- [WHAT THE TASK ASKS]:
State how many lines of the entries hold the string "background", and output nothing but that count.

- [ROWS]:

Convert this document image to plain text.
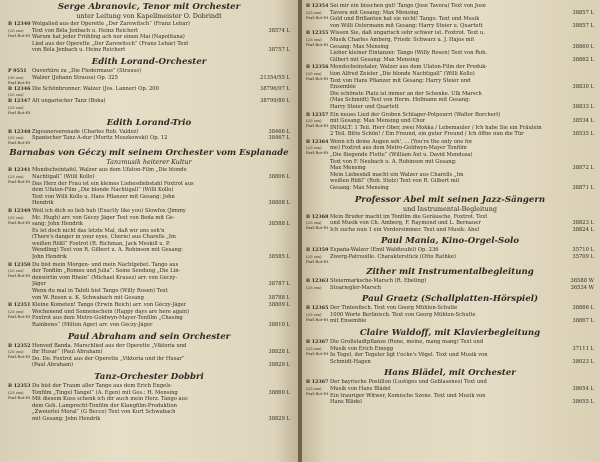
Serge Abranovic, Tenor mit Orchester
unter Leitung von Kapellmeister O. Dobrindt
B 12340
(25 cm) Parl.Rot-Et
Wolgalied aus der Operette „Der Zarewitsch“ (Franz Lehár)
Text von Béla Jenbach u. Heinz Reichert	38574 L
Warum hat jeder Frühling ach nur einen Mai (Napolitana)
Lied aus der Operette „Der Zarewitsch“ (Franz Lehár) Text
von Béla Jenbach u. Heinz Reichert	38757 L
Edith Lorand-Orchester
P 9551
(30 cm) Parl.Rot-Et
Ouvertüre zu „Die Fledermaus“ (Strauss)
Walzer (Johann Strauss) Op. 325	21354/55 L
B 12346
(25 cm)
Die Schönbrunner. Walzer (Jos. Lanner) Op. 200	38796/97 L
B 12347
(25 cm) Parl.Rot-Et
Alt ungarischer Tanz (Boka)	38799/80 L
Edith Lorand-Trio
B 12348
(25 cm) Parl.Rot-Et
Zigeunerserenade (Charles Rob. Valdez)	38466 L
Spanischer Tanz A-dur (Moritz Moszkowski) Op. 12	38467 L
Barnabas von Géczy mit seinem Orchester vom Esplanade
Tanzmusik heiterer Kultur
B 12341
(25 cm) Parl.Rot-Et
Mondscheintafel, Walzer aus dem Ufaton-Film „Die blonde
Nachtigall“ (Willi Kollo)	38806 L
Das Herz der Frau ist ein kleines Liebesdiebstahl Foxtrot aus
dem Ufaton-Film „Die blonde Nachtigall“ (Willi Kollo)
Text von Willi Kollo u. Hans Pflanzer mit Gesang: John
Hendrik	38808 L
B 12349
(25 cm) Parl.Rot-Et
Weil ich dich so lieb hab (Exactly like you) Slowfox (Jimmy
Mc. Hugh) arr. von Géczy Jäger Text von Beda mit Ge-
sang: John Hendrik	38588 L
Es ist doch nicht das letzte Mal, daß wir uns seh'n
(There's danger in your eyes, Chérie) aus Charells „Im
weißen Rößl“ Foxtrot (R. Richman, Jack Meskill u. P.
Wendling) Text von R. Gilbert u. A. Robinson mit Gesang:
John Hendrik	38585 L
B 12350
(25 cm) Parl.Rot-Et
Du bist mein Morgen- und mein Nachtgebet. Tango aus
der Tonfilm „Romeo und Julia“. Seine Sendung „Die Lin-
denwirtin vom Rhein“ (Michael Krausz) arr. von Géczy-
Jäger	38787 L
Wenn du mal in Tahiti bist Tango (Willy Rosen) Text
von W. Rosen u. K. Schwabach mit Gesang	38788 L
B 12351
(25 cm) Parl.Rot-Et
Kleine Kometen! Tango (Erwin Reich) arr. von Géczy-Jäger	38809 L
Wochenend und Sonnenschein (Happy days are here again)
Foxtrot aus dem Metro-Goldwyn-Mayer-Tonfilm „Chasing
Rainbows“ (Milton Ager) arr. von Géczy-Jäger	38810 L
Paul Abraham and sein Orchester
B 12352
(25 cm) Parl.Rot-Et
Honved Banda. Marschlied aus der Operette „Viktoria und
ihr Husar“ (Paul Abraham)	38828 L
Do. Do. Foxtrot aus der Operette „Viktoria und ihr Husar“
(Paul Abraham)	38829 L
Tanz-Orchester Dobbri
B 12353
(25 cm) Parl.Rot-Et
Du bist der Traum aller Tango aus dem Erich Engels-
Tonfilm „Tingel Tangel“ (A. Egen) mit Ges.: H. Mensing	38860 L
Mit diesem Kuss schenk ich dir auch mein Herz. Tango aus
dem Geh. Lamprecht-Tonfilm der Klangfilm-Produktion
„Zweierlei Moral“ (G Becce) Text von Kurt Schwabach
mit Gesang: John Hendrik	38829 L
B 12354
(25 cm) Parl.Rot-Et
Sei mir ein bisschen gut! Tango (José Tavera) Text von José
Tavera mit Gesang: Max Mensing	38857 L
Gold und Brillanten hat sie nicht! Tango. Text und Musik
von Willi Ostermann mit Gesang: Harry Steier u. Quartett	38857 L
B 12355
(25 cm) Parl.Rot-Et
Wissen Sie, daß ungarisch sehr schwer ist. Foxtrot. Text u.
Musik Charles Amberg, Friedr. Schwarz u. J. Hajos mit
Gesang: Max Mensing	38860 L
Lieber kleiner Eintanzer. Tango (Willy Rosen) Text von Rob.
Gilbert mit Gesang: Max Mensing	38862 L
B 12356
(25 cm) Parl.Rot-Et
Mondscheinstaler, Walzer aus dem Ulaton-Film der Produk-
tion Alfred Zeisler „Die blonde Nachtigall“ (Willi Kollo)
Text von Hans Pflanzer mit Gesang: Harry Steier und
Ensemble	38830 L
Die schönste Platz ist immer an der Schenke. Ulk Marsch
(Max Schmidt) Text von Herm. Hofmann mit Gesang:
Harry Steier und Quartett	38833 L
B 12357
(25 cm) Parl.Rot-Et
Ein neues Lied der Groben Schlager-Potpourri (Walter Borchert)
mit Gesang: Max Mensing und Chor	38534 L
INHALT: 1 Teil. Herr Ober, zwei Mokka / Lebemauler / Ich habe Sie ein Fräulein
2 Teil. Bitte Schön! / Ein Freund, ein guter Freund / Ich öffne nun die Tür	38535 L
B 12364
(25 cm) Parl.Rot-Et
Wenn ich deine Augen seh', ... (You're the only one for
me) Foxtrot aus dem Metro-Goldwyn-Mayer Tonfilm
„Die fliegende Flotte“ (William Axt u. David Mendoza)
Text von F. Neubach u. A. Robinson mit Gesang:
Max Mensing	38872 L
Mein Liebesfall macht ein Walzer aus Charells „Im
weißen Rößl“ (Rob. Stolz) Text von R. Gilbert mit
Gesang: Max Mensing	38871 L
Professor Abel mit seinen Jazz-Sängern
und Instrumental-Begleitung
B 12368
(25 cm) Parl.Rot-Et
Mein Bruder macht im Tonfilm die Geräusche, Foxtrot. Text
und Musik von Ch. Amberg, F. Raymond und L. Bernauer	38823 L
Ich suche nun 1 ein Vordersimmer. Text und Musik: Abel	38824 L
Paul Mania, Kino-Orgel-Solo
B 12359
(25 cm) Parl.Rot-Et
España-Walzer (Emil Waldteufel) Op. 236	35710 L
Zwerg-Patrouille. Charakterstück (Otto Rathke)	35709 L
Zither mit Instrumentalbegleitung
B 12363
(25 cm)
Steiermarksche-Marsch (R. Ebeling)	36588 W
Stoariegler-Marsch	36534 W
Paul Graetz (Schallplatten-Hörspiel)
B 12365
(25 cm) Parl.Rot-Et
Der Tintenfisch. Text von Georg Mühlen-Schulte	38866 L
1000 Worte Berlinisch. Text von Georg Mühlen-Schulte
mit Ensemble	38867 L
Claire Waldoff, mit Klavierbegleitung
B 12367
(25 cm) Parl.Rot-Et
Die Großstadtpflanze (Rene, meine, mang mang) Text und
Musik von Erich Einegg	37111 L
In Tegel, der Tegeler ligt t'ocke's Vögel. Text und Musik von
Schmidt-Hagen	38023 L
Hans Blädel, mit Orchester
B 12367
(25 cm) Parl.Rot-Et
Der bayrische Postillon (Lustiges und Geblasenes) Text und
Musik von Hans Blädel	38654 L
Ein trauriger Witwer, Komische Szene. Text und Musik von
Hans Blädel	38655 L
==
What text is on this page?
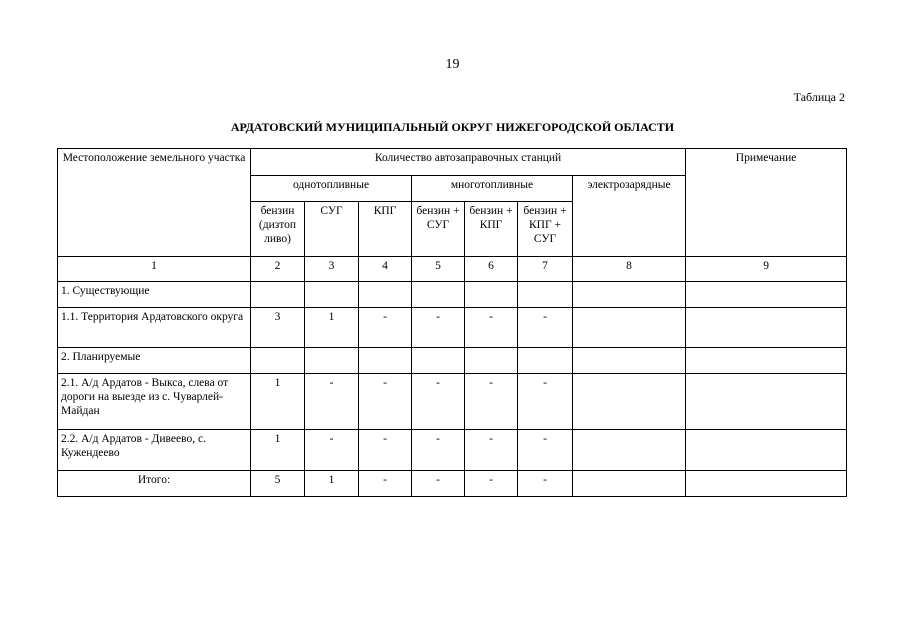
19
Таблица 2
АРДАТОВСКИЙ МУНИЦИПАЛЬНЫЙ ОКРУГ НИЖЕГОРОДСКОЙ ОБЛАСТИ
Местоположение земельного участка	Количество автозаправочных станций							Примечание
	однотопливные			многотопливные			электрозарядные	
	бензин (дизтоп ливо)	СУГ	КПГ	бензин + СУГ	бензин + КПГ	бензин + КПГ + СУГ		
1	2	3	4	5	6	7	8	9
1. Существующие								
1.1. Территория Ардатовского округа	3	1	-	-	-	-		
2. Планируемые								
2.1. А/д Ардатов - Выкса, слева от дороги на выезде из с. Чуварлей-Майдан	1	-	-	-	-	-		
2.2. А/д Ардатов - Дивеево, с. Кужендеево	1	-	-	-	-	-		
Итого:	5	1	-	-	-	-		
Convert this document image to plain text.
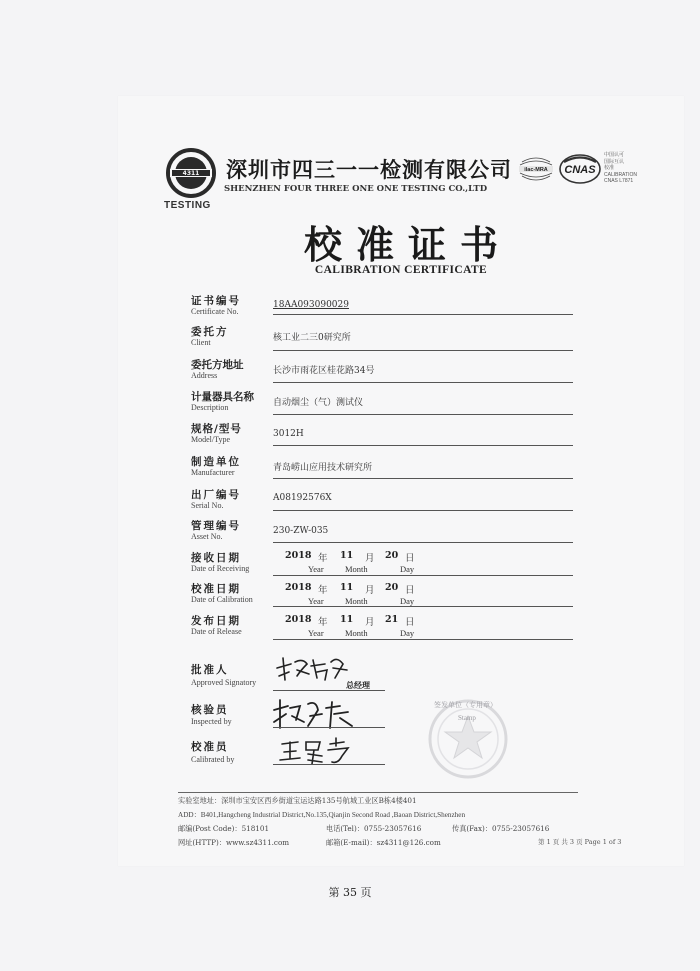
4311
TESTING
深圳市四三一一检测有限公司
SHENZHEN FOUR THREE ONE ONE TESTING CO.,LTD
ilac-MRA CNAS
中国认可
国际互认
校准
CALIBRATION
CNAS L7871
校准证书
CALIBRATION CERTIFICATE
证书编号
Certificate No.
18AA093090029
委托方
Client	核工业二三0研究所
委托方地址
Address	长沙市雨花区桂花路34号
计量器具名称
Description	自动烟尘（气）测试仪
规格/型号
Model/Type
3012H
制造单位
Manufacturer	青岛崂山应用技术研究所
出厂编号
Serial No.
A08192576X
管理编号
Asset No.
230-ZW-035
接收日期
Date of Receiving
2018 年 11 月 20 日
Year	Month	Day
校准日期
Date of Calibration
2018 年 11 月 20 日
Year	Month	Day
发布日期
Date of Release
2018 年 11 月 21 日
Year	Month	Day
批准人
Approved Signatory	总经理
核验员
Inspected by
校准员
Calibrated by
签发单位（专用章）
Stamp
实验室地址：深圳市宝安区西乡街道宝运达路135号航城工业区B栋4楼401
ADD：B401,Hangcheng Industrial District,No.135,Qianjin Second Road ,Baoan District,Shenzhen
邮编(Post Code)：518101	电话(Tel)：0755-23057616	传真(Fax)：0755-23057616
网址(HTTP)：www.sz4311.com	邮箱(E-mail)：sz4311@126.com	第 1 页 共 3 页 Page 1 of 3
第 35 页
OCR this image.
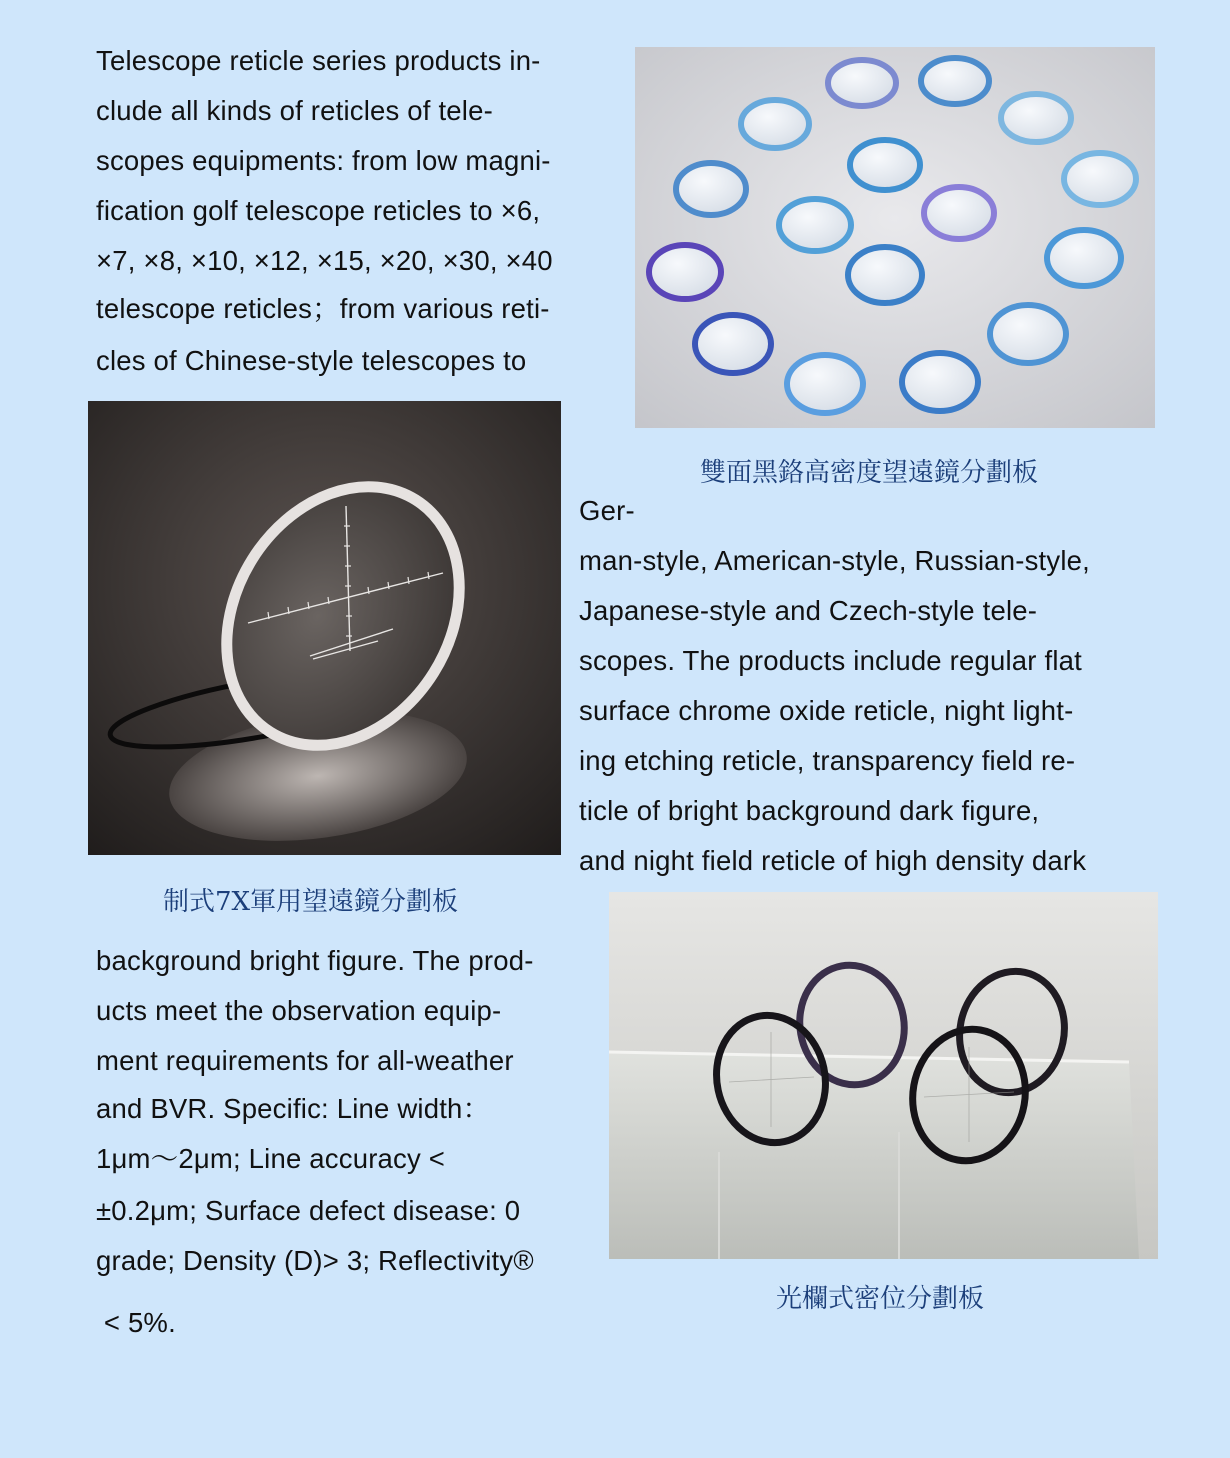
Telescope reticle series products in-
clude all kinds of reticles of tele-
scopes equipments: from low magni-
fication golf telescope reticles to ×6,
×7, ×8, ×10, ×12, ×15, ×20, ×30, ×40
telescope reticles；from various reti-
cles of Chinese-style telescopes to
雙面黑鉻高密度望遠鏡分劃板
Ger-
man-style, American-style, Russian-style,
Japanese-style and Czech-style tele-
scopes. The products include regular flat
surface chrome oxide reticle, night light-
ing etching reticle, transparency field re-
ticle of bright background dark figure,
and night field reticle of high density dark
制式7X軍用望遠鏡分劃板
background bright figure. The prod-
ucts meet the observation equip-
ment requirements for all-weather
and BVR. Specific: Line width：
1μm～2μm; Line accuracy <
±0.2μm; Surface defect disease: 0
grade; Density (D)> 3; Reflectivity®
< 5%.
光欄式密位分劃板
--
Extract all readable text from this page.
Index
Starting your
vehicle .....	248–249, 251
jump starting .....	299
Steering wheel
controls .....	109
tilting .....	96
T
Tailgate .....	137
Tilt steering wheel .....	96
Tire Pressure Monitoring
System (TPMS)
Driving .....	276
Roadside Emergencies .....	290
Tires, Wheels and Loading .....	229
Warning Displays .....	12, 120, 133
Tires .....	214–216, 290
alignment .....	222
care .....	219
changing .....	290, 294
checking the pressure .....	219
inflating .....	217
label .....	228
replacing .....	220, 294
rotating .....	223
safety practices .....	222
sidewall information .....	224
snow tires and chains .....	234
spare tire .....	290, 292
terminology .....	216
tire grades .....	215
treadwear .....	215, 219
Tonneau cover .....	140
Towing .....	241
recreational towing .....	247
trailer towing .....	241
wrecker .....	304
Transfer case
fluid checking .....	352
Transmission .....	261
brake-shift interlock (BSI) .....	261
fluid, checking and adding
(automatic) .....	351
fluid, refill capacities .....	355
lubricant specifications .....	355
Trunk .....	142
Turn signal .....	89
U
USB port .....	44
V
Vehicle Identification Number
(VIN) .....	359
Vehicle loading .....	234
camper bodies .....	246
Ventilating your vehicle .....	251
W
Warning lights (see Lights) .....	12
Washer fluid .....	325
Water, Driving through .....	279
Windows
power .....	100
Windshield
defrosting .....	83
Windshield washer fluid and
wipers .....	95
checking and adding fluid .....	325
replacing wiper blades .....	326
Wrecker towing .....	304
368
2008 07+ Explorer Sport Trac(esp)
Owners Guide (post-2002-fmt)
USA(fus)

- [TASK SOLUTION]:
2